Directions for this task:
According to the introduction to Cosmic Cooking, what is the not-so-secret ingredient of Cosmic Cooking?

Passage to read:
## Start

Sunday, January 29, 2012

What is Cosmic Cooking?

“I love traditional foods because I think many of them carry the wisdom of the ancestors. It’s the wisdom of the body before corporations got involved with their hidden agendas, and murked up the body’s innate nutritional instincts.”– Joseph
I’m the fortunate wife who gets to eat all of these marvelous concoctions Joseph creates. I also wash a lot of dishes.” – Lianne
What is Cosmic Cooking?

Cosmic Cooking is healthy, inspired, and often spontaneous. We think the lost art of cooking your own food is an important "Survival Skill for the 21st Century."

Cosmic Cooking is best enjoyed sitting down at a table with loved ones. But if you must, it will still be nurturing and satisfying stuffed in a backpack, eaten alone, consumed in the car, or spoon-fed in front of the TV. Although we think you’re going to like it so much, you’ll prefer the table, where you can taste every delicious morsel!

The not-so-secret ingredient of Cosmic Cooking is LOVE, every step of the way, from the field to the fork.

How This Blog Can Help You
If you don't know how to cook, let us inspire and instruct you.

## End

Source data:
## Start

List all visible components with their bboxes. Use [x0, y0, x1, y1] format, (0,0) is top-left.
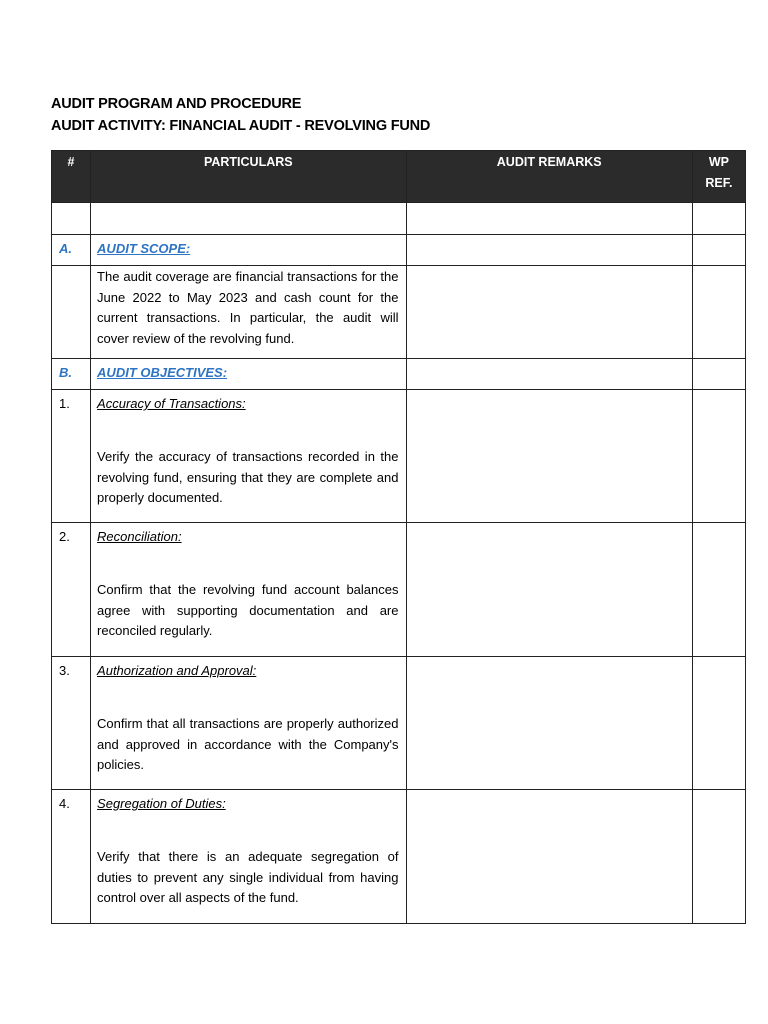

## End

Solution to the exercise:
Love, every step of the way, from the field to the fork.